Copy the material word for word, from its first line through the line that contains "tick-mark — [114, 439, 120, 440]", including both.

ROWS:
⁂

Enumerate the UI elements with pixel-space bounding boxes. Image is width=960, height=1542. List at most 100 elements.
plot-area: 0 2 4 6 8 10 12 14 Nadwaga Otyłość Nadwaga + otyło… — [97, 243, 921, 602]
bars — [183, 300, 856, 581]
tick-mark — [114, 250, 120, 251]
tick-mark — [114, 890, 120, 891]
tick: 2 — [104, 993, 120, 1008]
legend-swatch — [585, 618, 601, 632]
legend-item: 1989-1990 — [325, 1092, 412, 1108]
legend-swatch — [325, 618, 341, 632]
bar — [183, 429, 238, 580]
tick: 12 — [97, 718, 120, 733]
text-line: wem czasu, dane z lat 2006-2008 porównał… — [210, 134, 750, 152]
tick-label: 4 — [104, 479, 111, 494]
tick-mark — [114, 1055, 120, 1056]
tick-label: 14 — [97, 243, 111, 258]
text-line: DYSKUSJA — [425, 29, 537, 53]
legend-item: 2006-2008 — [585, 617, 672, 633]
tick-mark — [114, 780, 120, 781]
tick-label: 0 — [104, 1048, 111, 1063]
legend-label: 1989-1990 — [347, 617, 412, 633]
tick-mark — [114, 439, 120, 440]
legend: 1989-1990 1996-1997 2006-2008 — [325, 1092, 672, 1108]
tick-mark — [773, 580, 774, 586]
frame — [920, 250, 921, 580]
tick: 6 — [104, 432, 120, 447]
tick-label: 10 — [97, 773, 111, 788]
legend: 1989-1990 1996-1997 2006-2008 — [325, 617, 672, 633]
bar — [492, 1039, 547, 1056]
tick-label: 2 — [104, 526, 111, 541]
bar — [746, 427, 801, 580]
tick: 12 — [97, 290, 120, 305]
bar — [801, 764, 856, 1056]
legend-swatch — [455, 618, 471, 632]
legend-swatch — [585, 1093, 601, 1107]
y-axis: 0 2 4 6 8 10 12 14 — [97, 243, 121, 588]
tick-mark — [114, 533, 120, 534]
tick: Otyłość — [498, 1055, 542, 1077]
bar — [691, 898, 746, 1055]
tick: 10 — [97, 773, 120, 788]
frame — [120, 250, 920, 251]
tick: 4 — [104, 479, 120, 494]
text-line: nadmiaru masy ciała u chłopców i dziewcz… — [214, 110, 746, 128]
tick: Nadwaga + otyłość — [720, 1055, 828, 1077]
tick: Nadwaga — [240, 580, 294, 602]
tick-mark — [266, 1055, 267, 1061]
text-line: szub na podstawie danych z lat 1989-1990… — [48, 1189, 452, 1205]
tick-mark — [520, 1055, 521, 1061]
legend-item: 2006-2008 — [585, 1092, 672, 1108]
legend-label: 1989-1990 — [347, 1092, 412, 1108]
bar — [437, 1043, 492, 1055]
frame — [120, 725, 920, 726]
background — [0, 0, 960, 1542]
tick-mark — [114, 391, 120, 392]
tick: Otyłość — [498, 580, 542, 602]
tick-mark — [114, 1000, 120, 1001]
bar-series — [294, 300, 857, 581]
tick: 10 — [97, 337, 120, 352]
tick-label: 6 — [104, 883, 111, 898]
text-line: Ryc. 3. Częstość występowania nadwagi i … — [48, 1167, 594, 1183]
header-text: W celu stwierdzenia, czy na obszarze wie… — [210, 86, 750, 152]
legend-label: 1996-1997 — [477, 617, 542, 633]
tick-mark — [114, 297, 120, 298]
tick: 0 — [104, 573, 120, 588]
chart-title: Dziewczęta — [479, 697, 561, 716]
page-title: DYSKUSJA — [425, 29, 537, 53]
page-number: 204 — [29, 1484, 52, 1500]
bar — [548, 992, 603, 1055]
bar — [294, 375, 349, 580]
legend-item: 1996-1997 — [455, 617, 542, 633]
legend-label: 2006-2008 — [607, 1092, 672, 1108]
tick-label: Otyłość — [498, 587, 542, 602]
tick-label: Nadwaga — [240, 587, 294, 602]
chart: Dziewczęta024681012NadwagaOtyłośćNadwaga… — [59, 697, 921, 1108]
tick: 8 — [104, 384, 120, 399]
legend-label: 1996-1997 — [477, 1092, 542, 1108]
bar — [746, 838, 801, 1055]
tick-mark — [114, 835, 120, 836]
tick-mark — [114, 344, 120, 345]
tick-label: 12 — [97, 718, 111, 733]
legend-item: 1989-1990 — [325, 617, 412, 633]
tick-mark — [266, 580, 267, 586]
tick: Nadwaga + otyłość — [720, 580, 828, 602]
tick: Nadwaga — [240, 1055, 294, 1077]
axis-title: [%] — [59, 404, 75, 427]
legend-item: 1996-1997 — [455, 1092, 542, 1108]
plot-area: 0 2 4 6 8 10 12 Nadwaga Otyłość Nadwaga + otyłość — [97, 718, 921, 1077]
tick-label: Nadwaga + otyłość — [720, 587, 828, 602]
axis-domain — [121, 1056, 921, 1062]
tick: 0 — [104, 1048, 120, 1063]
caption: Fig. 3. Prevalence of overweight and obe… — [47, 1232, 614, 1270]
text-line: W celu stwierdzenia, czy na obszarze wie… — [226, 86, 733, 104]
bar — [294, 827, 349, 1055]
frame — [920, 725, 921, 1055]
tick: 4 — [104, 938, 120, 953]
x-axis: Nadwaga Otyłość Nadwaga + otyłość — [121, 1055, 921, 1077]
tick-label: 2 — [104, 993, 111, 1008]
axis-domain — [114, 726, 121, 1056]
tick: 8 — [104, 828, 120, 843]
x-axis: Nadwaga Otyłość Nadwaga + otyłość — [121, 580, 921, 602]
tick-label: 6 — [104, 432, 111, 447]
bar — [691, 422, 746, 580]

⁂

EXERCISE OUTPUT:
Enumerate the UI elements with pixel-space bounding boxes. Image is width=960, height=1542. List at most 100 elements.
plot-area: 0 2 4 6 8 10 12 14 Nadwaga Otyłość Nadwaga + otyło… — [97, 243, 921, 602]
bars — [183, 300, 856, 581]
tick-mark — [114, 250, 120, 251]
tick-mark — [114, 890, 120, 891]
tick: 2 — [104, 993, 120, 1008]
legend-swatch — [585, 618, 601, 632]
legend-item: 1989-1990 — [325, 1092, 412, 1108]
legend-swatch — [325, 618, 341, 632]
bar — [183, 429, 238, 580]
tick: 12 — [97, 718, 120, 733]
text-line: wem czasu, dane z lat 2006-2008 porównał… — [210, 134, 750, 152]
tick-label: 4 — [104, 479, 111, 494]
tick-mark — [114, 1055, 120, 1056]
tick-label: 14 — [97, 243, 111, 258]
text-line: DYSKUSJA — [425, 29, 537, 53]
legend-item: 2006-2008 — [585, 617, 672, 633]
tick-mark — [114, 780, 120, 781]
tick-label: 0 — [104, 1048, 111, 1063]
legend-label: 1989-1990 — [347, 617, 412, 633]
tick-mark — [114, 439, 120, 440]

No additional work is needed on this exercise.